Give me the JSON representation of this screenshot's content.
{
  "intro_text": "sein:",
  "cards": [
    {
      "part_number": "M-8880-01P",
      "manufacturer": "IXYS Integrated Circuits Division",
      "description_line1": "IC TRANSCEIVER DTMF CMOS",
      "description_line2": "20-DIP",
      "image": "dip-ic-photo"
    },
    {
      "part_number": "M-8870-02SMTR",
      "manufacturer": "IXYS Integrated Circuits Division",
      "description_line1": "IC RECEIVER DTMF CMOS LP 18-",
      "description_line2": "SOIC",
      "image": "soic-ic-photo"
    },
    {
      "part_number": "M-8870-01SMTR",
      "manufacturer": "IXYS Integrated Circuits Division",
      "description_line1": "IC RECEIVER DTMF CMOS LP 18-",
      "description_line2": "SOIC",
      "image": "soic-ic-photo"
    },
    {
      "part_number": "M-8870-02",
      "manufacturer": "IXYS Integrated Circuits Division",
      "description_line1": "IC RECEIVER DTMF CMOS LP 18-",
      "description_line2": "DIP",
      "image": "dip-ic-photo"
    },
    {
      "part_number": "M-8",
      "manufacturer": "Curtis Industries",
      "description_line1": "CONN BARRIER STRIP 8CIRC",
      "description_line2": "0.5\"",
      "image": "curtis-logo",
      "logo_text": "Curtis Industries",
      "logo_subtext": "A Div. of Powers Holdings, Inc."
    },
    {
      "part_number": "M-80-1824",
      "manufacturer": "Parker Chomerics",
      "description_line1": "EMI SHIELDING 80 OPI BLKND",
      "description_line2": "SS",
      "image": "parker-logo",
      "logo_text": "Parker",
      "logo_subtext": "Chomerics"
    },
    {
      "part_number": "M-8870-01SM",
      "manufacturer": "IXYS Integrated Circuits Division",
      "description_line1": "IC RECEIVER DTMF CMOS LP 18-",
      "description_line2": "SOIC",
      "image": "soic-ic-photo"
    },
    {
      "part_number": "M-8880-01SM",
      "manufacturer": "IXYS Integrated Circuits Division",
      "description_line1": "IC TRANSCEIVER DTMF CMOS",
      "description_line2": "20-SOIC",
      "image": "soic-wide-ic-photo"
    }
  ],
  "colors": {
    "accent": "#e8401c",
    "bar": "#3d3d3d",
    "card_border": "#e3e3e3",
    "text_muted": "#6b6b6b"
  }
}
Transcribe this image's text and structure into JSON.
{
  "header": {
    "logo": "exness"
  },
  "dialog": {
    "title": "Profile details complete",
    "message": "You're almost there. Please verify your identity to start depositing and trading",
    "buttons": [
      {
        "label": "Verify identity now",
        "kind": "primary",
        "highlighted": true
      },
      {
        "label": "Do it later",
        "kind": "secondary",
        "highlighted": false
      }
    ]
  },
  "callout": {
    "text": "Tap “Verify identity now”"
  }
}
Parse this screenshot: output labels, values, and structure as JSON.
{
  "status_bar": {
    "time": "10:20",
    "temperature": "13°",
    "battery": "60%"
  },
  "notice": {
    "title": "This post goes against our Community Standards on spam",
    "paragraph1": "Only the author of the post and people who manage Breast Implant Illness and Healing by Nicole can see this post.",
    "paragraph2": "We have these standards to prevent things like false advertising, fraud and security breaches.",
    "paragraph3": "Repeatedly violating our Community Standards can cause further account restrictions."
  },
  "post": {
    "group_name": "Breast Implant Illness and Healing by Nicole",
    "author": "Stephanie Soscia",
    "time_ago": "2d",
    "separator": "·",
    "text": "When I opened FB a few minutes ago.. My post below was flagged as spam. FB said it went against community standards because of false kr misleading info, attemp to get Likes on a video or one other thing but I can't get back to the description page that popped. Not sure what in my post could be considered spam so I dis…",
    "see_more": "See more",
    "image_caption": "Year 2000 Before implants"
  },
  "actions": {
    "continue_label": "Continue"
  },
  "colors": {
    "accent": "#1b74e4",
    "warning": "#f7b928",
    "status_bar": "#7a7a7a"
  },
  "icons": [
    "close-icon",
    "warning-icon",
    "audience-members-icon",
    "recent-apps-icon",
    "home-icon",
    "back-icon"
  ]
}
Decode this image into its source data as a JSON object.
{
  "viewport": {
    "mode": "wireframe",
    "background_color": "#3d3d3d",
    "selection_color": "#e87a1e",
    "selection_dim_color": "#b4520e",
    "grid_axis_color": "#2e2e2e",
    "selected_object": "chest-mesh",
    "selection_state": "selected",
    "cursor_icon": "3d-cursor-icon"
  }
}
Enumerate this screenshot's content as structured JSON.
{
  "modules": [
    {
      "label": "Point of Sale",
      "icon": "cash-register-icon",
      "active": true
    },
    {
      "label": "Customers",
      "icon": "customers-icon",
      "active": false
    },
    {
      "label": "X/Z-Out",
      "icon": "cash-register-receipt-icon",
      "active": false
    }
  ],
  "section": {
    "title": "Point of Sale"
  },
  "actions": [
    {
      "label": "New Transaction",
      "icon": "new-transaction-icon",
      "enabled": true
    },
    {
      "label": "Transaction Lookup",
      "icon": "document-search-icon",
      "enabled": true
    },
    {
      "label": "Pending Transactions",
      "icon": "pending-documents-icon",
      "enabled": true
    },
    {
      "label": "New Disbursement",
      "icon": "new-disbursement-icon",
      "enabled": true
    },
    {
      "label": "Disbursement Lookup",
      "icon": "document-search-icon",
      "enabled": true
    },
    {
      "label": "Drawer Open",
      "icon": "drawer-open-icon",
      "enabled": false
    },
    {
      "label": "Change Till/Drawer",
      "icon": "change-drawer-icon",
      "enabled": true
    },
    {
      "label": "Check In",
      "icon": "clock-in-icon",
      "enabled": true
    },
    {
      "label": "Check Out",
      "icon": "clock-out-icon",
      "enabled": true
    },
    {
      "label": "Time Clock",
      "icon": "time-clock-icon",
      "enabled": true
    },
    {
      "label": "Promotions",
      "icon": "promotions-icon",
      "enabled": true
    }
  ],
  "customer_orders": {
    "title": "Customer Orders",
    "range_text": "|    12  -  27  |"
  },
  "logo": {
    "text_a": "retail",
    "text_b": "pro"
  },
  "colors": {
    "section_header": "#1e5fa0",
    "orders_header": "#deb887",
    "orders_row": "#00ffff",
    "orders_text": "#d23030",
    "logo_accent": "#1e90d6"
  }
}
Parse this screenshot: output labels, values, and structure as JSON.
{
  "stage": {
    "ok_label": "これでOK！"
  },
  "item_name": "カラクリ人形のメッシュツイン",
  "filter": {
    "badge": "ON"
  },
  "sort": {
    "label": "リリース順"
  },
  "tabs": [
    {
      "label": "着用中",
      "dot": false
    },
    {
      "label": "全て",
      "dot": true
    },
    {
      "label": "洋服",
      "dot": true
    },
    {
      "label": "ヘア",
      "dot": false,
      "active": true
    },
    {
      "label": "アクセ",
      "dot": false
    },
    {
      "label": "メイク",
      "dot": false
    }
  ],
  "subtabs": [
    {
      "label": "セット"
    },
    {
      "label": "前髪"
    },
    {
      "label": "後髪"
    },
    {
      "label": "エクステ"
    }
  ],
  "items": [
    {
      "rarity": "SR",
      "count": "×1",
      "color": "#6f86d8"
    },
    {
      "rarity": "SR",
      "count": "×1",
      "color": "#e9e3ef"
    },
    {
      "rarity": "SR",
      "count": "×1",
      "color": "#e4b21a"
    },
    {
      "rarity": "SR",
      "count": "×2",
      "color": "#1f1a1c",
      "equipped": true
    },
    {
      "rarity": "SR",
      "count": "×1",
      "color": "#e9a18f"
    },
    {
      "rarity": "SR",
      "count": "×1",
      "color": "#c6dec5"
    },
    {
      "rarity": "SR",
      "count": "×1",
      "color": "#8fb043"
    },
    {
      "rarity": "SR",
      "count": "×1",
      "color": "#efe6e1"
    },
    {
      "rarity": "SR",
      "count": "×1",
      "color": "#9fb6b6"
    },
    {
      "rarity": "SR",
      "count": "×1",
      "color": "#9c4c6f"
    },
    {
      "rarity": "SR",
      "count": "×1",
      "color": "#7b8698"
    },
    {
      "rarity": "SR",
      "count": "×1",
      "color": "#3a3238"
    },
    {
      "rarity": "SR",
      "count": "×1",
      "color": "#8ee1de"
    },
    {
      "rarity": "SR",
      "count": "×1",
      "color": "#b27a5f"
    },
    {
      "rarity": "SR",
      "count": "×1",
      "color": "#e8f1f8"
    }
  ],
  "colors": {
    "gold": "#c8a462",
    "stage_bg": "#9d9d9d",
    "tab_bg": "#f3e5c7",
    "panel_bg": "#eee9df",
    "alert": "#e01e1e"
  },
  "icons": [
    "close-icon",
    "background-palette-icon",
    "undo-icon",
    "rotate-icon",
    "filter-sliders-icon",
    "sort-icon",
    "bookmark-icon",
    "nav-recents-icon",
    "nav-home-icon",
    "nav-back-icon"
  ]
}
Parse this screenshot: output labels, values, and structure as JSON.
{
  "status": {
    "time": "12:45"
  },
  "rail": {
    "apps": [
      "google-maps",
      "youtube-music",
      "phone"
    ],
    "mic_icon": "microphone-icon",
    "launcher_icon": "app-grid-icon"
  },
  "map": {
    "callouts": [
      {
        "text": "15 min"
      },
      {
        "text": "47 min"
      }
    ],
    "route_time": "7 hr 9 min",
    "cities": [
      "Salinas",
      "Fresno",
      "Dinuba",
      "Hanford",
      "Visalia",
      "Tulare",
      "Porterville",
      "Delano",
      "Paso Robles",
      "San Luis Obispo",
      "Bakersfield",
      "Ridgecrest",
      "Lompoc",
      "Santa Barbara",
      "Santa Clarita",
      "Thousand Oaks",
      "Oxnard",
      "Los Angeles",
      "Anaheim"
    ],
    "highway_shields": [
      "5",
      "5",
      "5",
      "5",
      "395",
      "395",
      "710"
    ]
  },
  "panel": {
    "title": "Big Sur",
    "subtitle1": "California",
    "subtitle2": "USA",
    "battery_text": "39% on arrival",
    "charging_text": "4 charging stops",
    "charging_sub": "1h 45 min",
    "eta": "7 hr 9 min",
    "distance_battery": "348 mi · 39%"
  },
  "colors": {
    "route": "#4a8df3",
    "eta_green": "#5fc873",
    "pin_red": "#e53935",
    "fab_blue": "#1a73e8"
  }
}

════════

- [TASK OBJECTIVE] Select every line in the material above where the string "spam" occurs, and copy it.

- [EXPECTED OUTPUT]
    "title": "This post goes against our Community Standards on spam",
    "text": "When I opened FB a few minutes ago.. My post below was flagged as spam. FB said it went against community standards because of false kr misleading info, attemp to get Likes on a video or one other thing but I can't get back to the description page that popped. Not sure what in my post could be considered spam so I dis…",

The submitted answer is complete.